◆ Work instructions: Write out all of the data without omission, exactly as shown.

◆ Records for the exercise:
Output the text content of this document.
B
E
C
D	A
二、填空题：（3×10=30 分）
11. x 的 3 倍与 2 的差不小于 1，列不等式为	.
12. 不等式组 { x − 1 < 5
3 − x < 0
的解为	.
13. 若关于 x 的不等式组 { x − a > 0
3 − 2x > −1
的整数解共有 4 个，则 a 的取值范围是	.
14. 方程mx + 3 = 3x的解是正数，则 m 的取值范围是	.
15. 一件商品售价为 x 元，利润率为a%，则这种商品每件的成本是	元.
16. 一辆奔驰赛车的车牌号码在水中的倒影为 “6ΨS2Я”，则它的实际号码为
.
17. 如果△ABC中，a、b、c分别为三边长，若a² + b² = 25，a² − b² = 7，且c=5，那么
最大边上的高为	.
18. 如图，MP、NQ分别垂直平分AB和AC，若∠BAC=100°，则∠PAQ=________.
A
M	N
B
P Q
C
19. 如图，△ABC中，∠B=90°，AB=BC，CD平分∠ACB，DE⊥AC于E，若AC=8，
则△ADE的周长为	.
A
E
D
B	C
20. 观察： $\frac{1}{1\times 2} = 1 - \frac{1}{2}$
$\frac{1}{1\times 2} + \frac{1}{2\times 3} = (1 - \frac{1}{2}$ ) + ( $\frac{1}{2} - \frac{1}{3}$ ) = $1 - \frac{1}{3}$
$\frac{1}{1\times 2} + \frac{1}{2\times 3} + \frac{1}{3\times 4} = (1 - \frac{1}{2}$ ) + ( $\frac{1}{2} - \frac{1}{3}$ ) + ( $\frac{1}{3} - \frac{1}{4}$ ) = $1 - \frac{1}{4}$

◆ Written solution:
Output the text content of this document.
B
E
C
D	A
二、填空题：（3×10=30 分）
11. x 的 3 倍与 2 的差不小于 1，列不等式为	.
12. 不等式组 { x − 1 < 5
3 − x < 0
的解为	.
13. 若关于 x 的不等式组 { x − a > 0
3 − 2x > −1
的整数解共有 4 个，则 a 的取值范围是	.
14. 方程mx + 3 = 3x的解是正数，则 m 的取值范围是	.
15. 一件商品售价为 x 元，利润率为a%，则这种商品每件的成本是	元.
16. 一辆奔驰赛车的车牌号码在水中的倒影为 “6ΨS2Я”，则它的实际号码为
.
17. 如果△ABC中，a、b、c分别为三边长，若a² + b² = 25，a² − b² = 7，且c=5，那么
最大边上的高为	.
18. 如图，MP、NQ分别垂直平分AB和AC，若∠BAC=100°，则∠PAQ=________.
A
M	N
B
P Q
C
19. 如图，△ABC中，∠B=90°，AB=BC，CD平分∠ACB，DE⊥AC于E，若AC=8，
则△ADE的周长为	.
A
E
D
B	C
20. 观察： $\frac{1}{1\times 2} = 1 - \frac{1}{2}$
$\frac{1}{1\times 2} + \frac{1}{2\times 3} = (1 - \frac{1}{2}$ ) + ( $\frac{1}{2} - \frac{1}{3}$ ) = $1 - \frac{1}{3}$
$\frac{1}{1\times 2} + \frac{1}{2\times 3} + \frac{1}{3\times 4} = (1 - \frac{1}{2}$ ) + ( $\frac{1}{2} - \frac{1}{3}$ ) + ( $\frac{1}{3} - \frac{1}{4}$ ) = $1 - \frac{1}{4}$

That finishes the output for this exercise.